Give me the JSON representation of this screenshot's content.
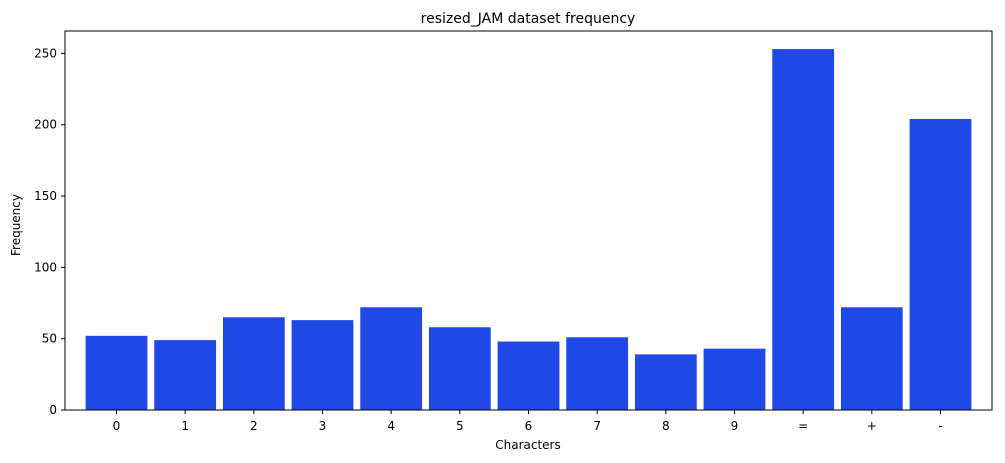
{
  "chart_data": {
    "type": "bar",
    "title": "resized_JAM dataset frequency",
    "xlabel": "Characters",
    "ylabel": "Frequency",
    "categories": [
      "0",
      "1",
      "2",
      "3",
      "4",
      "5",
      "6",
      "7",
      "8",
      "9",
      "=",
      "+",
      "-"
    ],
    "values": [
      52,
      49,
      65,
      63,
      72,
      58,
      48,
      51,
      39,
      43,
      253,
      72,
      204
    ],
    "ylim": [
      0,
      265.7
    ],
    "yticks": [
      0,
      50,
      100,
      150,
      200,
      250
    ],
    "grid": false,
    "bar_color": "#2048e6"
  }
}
----------
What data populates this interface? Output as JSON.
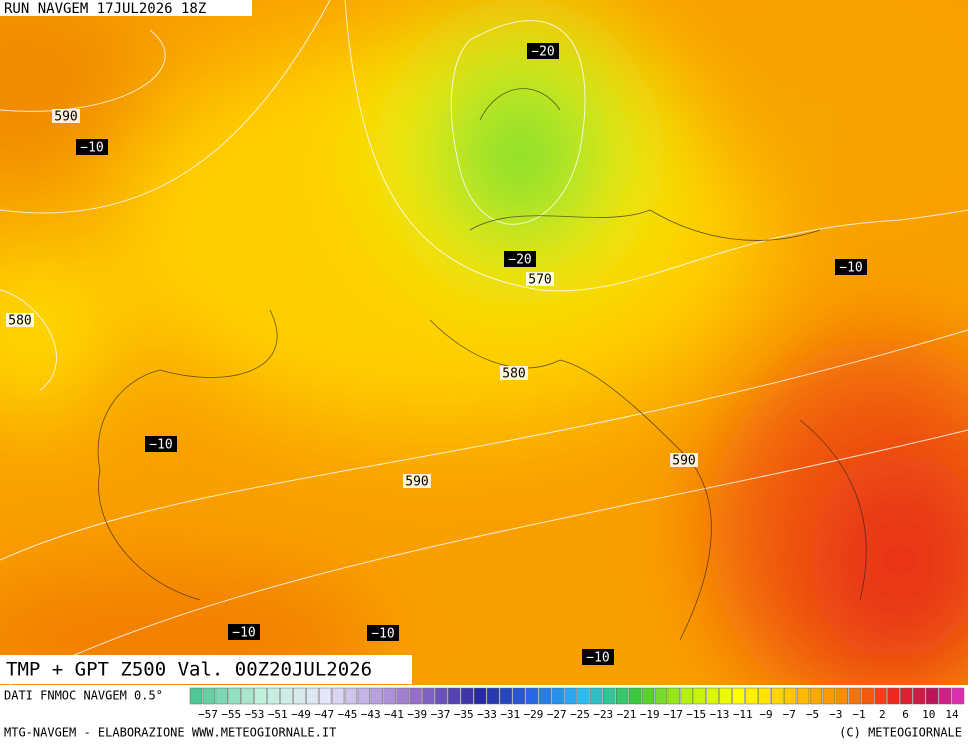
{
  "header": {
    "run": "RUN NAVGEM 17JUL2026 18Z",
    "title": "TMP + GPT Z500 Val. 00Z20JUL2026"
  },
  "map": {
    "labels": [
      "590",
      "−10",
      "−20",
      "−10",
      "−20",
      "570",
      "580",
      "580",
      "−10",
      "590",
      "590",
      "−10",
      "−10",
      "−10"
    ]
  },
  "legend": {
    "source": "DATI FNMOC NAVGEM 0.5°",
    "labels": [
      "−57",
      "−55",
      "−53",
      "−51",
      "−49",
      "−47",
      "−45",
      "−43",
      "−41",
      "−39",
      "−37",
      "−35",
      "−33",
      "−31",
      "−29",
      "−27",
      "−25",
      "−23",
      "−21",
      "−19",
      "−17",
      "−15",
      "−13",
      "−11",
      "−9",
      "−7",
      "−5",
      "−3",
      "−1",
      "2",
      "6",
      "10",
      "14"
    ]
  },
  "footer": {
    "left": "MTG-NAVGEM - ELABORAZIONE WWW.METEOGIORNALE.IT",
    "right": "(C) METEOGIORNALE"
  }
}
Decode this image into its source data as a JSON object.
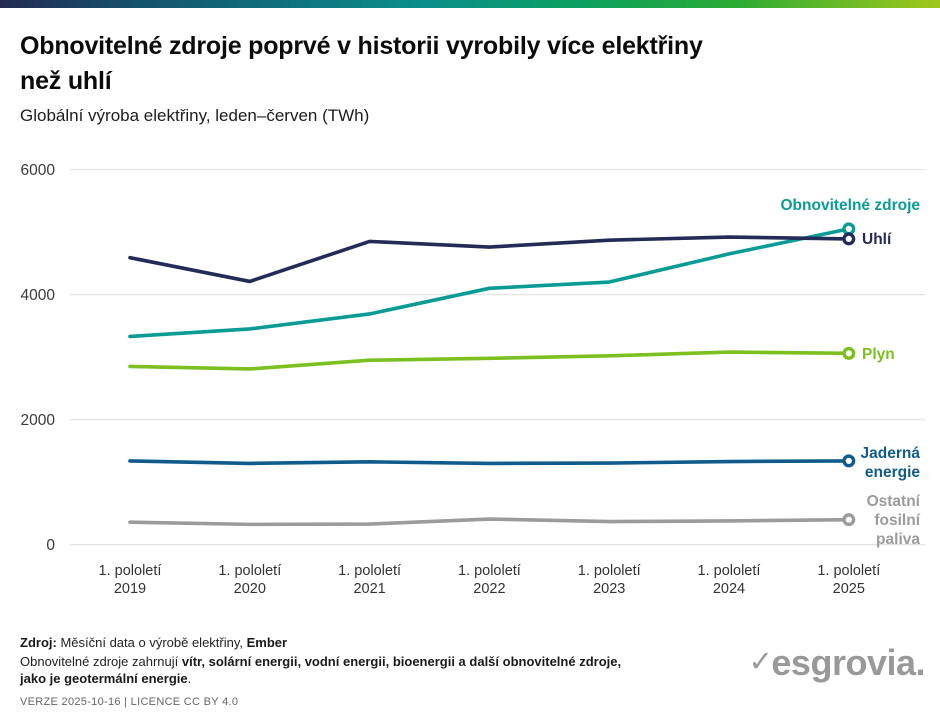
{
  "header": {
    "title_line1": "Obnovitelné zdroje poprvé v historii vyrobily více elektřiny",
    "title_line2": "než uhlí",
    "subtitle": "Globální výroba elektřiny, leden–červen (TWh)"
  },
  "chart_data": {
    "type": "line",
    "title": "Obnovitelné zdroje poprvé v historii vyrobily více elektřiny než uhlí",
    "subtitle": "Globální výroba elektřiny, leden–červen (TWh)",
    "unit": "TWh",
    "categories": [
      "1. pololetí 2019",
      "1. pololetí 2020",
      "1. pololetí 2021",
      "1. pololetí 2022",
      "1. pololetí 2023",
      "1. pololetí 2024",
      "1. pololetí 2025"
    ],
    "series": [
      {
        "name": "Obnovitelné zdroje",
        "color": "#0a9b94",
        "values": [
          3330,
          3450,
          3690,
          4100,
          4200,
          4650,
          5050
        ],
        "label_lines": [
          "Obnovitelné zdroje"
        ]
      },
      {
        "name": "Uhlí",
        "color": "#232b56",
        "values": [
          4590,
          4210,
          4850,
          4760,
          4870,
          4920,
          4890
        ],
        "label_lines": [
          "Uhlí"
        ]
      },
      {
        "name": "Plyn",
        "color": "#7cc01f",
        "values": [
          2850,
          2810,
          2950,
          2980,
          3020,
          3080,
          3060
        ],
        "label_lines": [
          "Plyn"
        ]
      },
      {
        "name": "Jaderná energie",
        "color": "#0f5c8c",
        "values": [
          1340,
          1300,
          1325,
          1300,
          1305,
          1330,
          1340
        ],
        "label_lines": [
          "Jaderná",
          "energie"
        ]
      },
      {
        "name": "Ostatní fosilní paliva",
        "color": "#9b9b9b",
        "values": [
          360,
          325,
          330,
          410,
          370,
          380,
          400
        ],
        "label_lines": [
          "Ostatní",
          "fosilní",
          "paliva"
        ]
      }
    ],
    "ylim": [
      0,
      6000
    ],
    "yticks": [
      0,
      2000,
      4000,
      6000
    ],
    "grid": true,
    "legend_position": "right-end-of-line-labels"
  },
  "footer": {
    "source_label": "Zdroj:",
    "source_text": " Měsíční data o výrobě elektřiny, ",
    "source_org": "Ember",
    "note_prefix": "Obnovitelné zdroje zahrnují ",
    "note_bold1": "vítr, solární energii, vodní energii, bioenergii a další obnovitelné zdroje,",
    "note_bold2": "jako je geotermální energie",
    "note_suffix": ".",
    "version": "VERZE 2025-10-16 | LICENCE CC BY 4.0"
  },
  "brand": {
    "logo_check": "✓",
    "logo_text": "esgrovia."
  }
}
----------
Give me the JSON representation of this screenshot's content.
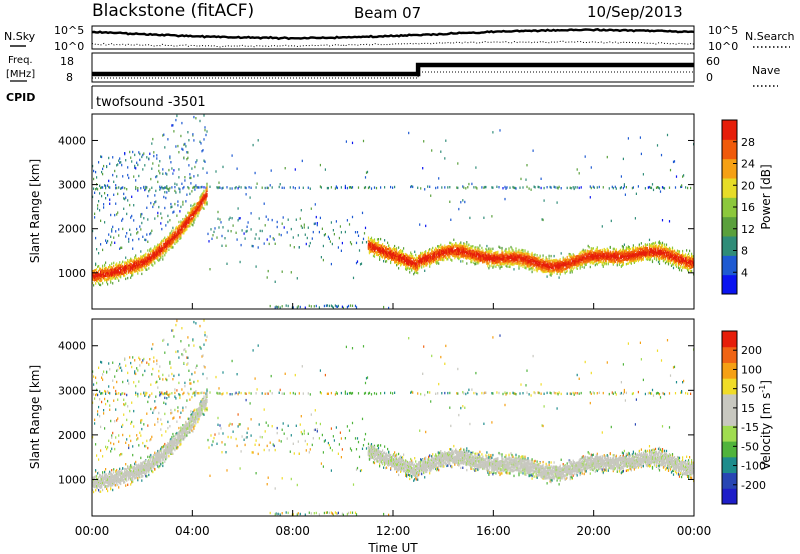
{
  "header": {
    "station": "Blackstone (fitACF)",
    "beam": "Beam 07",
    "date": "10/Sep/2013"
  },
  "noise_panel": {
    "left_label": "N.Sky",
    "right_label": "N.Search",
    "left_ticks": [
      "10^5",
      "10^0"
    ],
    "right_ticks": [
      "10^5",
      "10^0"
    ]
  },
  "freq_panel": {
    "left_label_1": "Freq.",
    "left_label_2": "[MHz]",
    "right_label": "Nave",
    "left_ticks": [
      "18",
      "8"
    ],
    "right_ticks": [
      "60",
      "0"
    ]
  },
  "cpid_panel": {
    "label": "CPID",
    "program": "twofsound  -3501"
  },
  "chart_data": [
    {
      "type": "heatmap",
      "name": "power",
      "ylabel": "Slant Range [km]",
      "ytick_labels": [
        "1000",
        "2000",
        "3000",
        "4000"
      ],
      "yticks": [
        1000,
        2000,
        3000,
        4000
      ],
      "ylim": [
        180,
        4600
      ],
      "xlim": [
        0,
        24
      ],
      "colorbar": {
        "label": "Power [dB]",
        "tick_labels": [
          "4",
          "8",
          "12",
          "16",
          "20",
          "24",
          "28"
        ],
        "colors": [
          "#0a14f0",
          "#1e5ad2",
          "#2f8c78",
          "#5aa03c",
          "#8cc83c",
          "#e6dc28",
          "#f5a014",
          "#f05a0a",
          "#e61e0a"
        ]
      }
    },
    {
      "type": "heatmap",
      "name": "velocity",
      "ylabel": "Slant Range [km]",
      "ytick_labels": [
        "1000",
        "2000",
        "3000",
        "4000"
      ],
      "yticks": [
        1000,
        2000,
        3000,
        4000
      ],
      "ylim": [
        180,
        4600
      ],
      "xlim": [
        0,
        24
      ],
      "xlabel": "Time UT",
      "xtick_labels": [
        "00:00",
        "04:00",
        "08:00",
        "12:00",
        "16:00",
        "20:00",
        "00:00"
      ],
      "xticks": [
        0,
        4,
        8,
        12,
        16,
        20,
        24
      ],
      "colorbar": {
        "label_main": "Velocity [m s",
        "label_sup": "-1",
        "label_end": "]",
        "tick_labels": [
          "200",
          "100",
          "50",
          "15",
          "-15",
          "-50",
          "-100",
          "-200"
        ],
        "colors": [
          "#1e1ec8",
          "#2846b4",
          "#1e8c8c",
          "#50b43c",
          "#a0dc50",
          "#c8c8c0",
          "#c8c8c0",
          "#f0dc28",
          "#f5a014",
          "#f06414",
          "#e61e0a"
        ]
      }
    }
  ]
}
----------
**JOB**.
Your task is to gather every line with the word "Ostatní" and copy it.

**FULL RESPONSE**.
        "name": "Ostatní fosilní paliva",
          "Ostatní",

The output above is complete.